The task:
Repeat everything in the material exactly.

Records for the exercise:
>>
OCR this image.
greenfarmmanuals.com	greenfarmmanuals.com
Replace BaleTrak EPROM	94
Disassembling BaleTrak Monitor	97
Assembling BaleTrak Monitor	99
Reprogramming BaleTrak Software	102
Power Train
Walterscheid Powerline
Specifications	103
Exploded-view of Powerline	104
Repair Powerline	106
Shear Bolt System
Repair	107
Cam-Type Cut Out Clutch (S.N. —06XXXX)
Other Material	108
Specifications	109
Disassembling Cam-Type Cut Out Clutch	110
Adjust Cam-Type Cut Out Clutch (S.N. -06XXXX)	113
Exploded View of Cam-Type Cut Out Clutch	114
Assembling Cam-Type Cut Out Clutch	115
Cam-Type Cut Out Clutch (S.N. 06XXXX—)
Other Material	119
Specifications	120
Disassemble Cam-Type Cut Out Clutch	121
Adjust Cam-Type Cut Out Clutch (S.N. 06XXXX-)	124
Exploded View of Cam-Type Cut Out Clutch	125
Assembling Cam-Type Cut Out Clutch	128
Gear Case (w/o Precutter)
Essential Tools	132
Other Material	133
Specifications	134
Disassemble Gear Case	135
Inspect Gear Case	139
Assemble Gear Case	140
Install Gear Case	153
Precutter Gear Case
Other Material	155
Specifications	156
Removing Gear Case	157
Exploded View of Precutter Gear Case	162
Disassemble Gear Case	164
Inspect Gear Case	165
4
<<
Completed task:
OCR this image.
greenfarmmanuals.com	greenfarmmanuals.com
Replace BaleTrak EPROM	94
Disassembling BaleTrak Monitor	97
Assembling BaleTrak Monitor	99
Reprogramming BaleTrak Software	102
Power Train
Walterscheid Powerline
Specifications	103
Exploded-view of Powerline	104
Repair Powerline	106
Shear Bolt System
Repair	107
Cam-Type Cut Out Clutch (S.N. —06XXXX)
Other Material	108
Specifications	109
Disassembling Cam-Type Cut Out Clutch	110
Adjust Cam-Type Cut Out Clutch (S.N. -06XXXX)	113
Exploded View of Cam-Type Cut Out Clutch	114
Assembling Cam-Type Cut Out Clutch	115
Cam-Type Cut Out Clutch (S.N. 06XXXX—)
Other Material	119
Specifications	120
Disassemble Cam-Type Cut Out Clutch	121
Adjust Cam-Type Cut Out Clutch (S.N. 06XXXX-)	124
Exploded View of Cam-Type Cut Out Clutch	125
Assembling Cam-Type Cut Out Clutch	128
Gear Case (w/o Precutter)
Essential Tools	132
Other Material	133
Specifications	134
Disassemble Gear Case	135
Inspect Gear Case	139
Assemble Gear Case	140
Install Gear Case	153
Precutter Gear Case
Other Material	155
Specifications	156
Removing Gear Case	157
Exploded View of Precutter Gear Case	162
Disassemble Gear Case	164
Inspect Gear Case	165
4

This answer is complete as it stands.